文書の抜粋 -
►

しかし、「送還忌避者」に関する過去の統計は、2019年6月末時点の送還忌避者数を記載した資料「送還忌避者の実態」と2019年12月末時点の送還忌避者数を記載した資料「送還忌避者の実態」を除き、存在しない(少なくとも公表されていない)。この2つの統計は、この専門部会のために作成されたものであって、送還忌避者に関する恒常的な統計は存在しない。
特に「送還忌避者」のうちの「被収容者」を意味する「送還忌避被収容者」に関し、政府は「お尋ねの『2013年から2018年の各年における「送還忌避被収容者」の数』については、いずれも集計を行っておらず、お答えすることは困難である。」と公言している(福島みずほ議員の「外国人の収容および「送還忌避」に関する質問主意書」(第200回国会、質問第84号・令和元年12月2日)に対する政府の答弁書(内閣参質200第84号・令和元年 12月13日))。
送還忌避者の増加の統計はない一方で、在留資格を有しない人が在留資格(在留特別許可)を取得しにくくなっているという現実がある。在留特別許可率(分母を異議の申出をしたものとし、在留特別許可がされた割合)は、平成23年82%、平成24年77%、平成25年64%、平成26年65%、平成27年65%、平成28年60%、平成29年52%、平成30年59%と急落している(平成27年入管白書52頁・55頁、平成30年57頁・60頁)。
つまり、送還の対象となる人を国家が自ら作りだし、それをもって彼らを「送還忌避者」であるとのレッテルを貼っているにすぎないのである。
「送還忌避者の増加は、…(中略)…退去強制を受ける者の収容の長期化の主要な要因ともなっている」とし(提言1頁)、「送還忌避者の問題が、収容の長期化の大きな要因となっているものと考えられる」とする(提言13頁)。しかしながら、まず前述の送還忌避者が増加しているという裏付けがないことを措くとしても、近時の収容の長期化は、収容を徹底し、仮放免を厳格化したことによるものである。

◄

保存された行 -
►

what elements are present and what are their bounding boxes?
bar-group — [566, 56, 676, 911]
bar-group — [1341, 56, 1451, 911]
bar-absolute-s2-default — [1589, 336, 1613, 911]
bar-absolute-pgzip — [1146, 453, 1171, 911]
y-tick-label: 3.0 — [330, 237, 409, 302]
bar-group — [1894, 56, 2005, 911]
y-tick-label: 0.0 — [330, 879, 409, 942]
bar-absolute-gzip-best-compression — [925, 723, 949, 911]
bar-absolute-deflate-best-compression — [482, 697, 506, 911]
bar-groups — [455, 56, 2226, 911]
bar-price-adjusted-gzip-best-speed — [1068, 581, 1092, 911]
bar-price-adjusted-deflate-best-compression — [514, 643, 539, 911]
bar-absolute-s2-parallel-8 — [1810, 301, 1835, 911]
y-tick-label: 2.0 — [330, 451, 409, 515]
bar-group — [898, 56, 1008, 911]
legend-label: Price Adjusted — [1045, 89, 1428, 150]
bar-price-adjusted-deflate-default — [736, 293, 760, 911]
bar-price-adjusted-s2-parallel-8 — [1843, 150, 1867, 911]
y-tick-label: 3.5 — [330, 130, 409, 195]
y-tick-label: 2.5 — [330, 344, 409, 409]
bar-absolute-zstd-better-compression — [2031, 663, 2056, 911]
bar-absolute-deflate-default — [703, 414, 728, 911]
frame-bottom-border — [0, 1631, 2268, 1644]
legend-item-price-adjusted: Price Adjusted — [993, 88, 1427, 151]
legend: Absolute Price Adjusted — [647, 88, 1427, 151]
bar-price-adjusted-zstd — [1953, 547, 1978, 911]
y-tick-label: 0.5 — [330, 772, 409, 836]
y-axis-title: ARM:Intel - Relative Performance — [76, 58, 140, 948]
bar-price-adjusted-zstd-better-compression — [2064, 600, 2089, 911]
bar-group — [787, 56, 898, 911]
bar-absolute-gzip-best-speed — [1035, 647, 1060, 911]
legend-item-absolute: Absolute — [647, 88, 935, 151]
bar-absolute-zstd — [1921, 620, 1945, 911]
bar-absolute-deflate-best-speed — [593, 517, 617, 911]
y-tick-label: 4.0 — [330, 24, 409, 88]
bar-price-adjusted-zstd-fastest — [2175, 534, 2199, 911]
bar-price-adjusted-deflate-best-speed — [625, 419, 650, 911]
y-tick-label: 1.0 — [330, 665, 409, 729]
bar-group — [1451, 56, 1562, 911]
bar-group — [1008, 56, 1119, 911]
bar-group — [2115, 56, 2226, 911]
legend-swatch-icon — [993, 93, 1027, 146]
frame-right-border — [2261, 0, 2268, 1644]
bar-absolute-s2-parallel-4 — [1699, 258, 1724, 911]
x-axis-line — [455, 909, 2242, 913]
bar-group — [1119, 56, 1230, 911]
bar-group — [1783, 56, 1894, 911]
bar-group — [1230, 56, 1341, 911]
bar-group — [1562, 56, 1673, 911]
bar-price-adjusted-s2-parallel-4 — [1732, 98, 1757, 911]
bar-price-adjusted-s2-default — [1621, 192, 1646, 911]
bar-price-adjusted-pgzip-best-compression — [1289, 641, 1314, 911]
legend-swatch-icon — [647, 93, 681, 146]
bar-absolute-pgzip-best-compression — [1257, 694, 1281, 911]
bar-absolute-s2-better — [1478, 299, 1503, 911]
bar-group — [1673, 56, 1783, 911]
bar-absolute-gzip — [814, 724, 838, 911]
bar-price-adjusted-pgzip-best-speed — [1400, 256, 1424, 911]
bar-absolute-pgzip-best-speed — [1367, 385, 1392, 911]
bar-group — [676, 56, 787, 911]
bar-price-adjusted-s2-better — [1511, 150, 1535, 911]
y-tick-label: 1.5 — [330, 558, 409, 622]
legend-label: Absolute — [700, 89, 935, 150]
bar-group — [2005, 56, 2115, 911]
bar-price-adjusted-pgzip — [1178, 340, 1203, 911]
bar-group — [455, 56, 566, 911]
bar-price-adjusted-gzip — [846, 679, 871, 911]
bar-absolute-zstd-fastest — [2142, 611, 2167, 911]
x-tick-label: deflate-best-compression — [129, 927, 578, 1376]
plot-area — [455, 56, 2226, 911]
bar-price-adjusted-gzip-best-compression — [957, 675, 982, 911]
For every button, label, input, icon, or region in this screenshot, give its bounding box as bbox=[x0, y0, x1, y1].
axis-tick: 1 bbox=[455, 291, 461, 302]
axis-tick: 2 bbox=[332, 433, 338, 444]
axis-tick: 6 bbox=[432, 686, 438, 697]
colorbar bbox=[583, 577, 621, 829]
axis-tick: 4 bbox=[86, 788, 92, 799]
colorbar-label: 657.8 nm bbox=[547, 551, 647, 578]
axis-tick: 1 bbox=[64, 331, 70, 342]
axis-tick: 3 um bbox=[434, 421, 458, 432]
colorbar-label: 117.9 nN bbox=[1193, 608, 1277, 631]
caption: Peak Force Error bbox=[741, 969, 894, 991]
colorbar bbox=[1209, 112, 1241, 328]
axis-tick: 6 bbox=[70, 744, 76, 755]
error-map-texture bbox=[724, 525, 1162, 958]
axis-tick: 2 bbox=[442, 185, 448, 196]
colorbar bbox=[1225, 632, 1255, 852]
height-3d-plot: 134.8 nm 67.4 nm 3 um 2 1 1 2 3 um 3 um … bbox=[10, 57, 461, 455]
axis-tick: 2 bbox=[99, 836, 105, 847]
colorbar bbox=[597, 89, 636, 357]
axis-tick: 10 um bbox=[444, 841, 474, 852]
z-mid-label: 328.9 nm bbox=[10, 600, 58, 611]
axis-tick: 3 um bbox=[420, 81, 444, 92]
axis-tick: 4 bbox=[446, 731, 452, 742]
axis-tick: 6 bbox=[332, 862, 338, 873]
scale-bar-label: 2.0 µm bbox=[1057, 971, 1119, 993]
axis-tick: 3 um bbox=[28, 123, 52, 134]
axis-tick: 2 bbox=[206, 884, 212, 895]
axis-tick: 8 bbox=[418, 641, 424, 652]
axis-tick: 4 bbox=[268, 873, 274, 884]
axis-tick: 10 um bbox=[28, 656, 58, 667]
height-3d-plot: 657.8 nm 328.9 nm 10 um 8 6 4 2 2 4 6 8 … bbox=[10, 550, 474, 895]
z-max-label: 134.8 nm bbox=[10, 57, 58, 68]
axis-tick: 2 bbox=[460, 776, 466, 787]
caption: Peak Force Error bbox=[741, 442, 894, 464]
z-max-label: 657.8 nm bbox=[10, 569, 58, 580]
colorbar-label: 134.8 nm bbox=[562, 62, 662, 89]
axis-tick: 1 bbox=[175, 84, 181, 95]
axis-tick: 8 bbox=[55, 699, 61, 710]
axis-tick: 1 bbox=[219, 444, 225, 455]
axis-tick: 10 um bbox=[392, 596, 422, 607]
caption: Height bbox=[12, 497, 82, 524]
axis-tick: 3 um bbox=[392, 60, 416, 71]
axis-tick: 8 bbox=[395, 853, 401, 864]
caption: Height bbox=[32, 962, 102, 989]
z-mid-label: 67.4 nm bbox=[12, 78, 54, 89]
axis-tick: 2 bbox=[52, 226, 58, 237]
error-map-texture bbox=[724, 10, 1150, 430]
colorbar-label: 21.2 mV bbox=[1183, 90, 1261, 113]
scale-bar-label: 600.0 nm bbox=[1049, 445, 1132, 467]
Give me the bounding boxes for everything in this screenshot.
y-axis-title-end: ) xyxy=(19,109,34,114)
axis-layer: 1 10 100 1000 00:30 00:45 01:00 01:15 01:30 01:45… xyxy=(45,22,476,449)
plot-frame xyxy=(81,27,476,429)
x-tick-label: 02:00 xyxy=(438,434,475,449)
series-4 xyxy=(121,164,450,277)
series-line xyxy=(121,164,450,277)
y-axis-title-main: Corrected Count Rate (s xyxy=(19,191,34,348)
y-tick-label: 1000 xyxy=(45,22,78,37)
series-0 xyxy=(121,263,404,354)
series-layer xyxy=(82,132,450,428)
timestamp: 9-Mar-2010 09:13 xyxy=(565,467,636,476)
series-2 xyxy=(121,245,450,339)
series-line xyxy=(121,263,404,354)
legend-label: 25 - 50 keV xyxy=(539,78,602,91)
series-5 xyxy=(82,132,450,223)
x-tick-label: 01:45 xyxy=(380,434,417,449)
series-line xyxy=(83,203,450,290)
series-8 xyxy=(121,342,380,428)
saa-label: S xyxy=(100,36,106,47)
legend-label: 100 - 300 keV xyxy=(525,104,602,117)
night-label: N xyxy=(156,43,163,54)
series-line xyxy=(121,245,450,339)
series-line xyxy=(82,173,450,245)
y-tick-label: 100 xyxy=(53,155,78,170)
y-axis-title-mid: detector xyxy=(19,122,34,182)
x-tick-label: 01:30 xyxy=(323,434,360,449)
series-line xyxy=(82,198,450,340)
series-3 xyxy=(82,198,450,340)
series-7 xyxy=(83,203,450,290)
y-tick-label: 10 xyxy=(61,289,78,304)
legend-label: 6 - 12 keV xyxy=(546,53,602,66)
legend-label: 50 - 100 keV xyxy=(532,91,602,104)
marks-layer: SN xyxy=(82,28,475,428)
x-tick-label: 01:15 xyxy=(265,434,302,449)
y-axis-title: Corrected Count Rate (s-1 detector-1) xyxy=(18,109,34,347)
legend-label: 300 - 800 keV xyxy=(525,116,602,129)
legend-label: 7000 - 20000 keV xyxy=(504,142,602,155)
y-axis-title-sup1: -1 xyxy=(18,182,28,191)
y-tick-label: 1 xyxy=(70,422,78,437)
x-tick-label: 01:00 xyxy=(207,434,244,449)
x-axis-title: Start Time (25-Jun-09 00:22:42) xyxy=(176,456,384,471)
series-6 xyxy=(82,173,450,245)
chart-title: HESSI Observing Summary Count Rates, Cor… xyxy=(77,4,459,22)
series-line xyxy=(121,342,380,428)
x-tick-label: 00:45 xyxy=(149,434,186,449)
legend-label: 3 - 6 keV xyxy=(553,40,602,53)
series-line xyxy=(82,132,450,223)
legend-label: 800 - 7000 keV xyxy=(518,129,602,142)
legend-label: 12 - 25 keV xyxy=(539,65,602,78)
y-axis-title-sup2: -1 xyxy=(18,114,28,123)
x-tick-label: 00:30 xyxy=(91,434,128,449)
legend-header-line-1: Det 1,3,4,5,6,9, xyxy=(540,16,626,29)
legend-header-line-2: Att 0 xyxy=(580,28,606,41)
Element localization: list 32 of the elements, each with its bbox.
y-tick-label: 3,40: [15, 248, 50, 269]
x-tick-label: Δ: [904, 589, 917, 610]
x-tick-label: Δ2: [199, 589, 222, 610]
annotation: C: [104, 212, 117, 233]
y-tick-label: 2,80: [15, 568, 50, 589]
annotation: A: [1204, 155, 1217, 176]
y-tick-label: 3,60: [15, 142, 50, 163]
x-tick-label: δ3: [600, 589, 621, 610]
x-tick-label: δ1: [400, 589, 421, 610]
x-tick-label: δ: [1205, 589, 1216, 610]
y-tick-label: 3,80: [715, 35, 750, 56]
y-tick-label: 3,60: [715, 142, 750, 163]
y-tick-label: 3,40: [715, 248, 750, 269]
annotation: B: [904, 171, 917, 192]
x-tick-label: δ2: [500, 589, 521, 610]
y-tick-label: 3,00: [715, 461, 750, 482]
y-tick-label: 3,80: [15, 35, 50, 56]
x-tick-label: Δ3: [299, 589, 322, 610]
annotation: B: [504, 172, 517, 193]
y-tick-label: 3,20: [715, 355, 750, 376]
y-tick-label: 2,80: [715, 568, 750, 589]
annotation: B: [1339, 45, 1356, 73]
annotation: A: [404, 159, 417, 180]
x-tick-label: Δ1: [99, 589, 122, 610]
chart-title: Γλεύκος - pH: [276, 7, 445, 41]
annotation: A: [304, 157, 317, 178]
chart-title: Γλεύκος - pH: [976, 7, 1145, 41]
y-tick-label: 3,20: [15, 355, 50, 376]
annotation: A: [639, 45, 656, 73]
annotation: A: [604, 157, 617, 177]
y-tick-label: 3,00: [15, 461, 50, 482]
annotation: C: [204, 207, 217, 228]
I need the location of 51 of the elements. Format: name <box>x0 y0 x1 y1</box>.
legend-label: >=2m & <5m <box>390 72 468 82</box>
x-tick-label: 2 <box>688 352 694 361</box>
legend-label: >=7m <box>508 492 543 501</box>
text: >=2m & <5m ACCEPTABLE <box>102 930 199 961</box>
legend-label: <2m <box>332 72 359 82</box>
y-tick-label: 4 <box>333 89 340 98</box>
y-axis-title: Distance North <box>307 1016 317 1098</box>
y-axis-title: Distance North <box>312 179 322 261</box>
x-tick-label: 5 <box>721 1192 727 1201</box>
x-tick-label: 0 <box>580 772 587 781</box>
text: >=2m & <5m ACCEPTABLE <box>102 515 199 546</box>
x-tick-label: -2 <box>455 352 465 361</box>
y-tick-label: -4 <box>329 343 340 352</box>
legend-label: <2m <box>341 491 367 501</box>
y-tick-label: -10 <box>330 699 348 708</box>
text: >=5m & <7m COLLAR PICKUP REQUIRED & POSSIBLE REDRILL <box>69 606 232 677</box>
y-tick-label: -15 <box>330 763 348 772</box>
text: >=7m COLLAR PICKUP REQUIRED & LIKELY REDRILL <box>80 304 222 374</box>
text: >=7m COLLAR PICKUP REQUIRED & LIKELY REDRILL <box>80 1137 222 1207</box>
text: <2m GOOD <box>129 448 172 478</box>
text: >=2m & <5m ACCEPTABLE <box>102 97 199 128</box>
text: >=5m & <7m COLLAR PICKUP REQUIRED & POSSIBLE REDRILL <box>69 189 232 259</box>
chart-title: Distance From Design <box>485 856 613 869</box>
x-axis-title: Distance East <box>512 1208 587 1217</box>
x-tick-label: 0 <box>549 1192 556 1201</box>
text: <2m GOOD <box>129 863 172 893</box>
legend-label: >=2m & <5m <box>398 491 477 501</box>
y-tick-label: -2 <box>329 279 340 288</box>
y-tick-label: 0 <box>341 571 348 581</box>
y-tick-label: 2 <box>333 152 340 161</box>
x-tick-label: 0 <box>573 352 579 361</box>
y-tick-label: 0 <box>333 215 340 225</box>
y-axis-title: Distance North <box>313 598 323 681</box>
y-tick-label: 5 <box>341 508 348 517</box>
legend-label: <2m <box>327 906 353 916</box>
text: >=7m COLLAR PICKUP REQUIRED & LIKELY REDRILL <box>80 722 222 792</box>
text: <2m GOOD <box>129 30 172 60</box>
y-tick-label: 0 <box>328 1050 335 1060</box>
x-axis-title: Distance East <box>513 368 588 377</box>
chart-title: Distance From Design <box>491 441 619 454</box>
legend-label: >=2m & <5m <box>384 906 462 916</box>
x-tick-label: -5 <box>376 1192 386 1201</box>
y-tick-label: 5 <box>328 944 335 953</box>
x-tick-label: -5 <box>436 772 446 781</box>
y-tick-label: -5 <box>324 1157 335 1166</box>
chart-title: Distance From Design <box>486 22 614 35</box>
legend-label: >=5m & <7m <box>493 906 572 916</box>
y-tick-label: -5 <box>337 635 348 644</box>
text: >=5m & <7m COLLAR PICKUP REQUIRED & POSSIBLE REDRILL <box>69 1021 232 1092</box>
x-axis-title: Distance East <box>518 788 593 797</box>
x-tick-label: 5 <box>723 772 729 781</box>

◄

作業内容 -
1/ 送還忌避者に関する文書の抜粋によると、平成29年の在留特別許可率は何%ですか。
2/ 送還忌避者に関する文書の抜粋で在留特別許可率が示されている年を、それぞれの割合とともにすべて挙げてください。
3/ 送還忌避者に関する文書の抜粋を、最後の文の後から書き継いでください。

期待される結果 -
1/ 平成29年の在留特別許可率は52%です。

2/ 平成23年は82%、平成24年は77%、平成25年は64%、平成26年は65%、平成27年は65%、平成28年は60%、平成29年は52%、平成30年は59%です。

3/
結局は、長期収容問題の原因は、市民社会で暮らしていた仮放免者たちを施設に閉じ込め、収容し続けたことによるものであって、政策転換が原因にすぎない(専門部会第2回会合資料4の長期収容者数、専門部会第3回会合資料3の仮放免者数を参照されたい)。加えて、仮放免者が増加した理由は上記のとおり在留特別許可率を急落させたことによるものである。
提言は、「法律上又は運用上送還の障害となる事由」として、①送還先国の非協力(送還困難国の存在)、②難民認定手続中の送還停止効、③訴訟提起、④送還妨害行為、⑤仮放免中の逃亡の5つを挙げる(提言8頁)。
「送還忌避者を送還しようとしても、その者の受入れを拒否する国」(提言8頁)が存在するというが、そもそも受入れを拒否する国が実際に存在し、それによって年間で何人が送還できないのか、全く不明である。
さらに、提言は「駐日大使館・領事館が臨時旅券の職権発給に応じない国(送還困難国)が一部に存在し、そのような国の国籍を有する者が送還を忌避する場合、送還が著しく困難となる」(提言8頁)という。しかし、現状では「送還困難国」は一カ国のみとされ、(仮に将来そのような国が増えたとしても)少なくとも現在、このことにより送還できない者が何名いるのかも不明である。これらの事情は、実質的には、相手国との政府間の問題であって、当該外国人個人の問題ではない。
提言は、難民認定申請を送還の障害と位置付ける。
すなわち「現行法上、このような難民認定手続中の送還停止効は、難民認定申請の理由や回数にかかわらず生じるものとされている。…(中略)…送還忌避者にとっては、たとえ難民認定申請や審査請求が退けられても、申請を繰り返している限り、送還されることはないこととなる」(提言8頁)という。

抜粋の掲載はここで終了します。